[Excerpts from a figure dataset]
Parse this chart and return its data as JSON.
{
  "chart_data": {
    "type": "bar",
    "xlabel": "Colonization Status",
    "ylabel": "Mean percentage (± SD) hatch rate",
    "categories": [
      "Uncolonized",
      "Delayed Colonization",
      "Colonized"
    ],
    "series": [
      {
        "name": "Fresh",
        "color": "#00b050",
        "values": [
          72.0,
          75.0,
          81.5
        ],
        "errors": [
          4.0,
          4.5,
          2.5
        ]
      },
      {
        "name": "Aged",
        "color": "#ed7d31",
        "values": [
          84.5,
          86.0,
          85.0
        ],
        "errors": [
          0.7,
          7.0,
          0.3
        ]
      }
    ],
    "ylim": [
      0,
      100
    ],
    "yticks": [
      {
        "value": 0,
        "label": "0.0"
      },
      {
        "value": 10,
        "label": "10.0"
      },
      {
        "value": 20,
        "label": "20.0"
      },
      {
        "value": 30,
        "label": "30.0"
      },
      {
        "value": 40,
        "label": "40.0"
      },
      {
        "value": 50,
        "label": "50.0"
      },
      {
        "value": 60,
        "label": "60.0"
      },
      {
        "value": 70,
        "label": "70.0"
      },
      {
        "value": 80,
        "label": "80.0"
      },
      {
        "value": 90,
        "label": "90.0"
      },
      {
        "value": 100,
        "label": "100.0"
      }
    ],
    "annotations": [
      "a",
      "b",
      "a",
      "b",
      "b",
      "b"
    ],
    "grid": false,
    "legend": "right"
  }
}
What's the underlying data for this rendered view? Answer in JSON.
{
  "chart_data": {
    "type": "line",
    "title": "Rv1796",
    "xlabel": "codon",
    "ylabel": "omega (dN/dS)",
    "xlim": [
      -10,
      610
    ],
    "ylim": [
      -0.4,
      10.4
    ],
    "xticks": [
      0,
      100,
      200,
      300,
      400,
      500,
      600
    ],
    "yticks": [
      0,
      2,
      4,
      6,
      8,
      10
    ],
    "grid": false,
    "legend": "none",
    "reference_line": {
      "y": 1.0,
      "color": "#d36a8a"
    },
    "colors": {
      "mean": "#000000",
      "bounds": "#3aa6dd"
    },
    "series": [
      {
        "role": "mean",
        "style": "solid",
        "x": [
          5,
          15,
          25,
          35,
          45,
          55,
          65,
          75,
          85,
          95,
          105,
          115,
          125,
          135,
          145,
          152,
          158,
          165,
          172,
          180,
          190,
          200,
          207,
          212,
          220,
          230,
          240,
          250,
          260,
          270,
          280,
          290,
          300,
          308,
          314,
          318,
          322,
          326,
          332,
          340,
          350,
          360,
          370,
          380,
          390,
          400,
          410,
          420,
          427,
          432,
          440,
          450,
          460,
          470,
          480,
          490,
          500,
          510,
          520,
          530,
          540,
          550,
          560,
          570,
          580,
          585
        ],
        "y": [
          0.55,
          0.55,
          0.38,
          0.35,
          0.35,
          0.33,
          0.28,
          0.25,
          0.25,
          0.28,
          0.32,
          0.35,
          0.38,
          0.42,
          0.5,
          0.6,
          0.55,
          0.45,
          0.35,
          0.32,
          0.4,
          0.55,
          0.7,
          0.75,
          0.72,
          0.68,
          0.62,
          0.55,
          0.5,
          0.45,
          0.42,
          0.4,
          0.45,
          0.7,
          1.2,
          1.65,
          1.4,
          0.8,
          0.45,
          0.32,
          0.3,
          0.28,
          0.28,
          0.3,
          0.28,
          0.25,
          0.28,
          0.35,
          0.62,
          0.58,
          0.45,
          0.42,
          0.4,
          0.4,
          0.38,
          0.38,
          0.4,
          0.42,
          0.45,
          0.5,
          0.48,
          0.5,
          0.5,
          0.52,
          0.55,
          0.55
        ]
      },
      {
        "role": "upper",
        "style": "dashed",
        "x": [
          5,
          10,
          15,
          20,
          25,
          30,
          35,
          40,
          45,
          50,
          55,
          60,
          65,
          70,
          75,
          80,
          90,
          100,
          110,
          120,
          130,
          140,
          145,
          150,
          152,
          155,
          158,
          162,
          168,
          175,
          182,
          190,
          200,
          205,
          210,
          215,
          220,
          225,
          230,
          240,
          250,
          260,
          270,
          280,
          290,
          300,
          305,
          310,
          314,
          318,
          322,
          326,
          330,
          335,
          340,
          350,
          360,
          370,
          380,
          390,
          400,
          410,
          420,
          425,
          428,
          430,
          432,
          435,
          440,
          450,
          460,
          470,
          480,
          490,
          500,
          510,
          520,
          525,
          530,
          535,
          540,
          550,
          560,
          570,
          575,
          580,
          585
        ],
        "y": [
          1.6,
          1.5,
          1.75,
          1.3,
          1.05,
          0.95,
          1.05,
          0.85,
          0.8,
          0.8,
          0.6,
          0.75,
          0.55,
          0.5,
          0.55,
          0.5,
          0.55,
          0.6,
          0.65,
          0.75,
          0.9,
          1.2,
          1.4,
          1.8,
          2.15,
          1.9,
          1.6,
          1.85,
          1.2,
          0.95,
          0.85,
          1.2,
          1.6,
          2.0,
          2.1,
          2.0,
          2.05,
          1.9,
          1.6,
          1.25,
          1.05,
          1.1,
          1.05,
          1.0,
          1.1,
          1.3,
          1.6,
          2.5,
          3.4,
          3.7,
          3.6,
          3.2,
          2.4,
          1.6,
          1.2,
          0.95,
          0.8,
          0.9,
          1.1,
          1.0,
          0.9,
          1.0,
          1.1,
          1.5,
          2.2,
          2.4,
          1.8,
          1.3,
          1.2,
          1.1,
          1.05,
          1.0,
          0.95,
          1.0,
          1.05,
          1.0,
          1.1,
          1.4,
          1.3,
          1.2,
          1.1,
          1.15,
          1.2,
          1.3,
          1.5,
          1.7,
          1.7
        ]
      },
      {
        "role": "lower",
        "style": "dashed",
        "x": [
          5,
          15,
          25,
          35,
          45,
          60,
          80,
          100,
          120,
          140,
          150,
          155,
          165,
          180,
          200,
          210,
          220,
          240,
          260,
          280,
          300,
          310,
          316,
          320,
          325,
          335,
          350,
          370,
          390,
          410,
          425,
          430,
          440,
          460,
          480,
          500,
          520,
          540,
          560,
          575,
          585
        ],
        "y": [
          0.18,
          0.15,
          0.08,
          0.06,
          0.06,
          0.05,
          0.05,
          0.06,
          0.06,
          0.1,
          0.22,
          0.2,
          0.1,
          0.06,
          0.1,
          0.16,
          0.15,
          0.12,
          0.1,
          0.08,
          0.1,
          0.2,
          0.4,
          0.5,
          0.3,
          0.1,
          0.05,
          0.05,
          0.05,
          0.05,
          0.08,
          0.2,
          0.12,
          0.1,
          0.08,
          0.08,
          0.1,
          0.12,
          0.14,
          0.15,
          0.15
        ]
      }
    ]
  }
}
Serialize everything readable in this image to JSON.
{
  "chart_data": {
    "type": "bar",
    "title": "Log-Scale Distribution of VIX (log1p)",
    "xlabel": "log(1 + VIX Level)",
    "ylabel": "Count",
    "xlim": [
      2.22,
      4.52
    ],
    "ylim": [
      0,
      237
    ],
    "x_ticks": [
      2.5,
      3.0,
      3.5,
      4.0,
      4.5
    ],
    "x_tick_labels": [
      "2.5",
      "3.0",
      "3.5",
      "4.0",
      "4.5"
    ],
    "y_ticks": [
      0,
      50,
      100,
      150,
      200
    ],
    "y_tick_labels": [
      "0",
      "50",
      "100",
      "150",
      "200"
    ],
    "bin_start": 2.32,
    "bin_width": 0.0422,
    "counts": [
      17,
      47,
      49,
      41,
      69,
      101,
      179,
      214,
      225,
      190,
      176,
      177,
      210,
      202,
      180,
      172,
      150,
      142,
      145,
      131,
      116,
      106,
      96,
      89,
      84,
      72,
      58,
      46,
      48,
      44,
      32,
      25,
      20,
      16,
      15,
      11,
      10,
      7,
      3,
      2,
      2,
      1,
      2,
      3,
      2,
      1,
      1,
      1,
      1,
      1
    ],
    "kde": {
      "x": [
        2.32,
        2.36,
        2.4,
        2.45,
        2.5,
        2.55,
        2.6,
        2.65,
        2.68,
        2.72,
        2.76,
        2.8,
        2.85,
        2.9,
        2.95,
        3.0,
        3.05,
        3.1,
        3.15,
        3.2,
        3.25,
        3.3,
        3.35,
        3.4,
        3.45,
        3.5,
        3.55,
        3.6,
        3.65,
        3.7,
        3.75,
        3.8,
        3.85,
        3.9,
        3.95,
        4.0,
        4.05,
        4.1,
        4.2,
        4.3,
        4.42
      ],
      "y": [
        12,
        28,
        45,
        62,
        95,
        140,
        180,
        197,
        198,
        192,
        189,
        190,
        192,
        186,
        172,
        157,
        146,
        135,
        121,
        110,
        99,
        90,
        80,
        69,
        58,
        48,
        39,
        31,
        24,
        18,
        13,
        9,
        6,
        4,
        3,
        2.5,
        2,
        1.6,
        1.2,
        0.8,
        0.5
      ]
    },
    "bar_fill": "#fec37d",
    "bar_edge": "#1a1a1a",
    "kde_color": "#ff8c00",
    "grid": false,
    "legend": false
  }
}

Your task ->
In the material above, find each line that contains the word "JSON", and select it.

In response ->
Parse this chart and return its data as JSON.
What's the underlying data for this rendered view? Answer in JSON.
Serialize everything readable in this image to JSON.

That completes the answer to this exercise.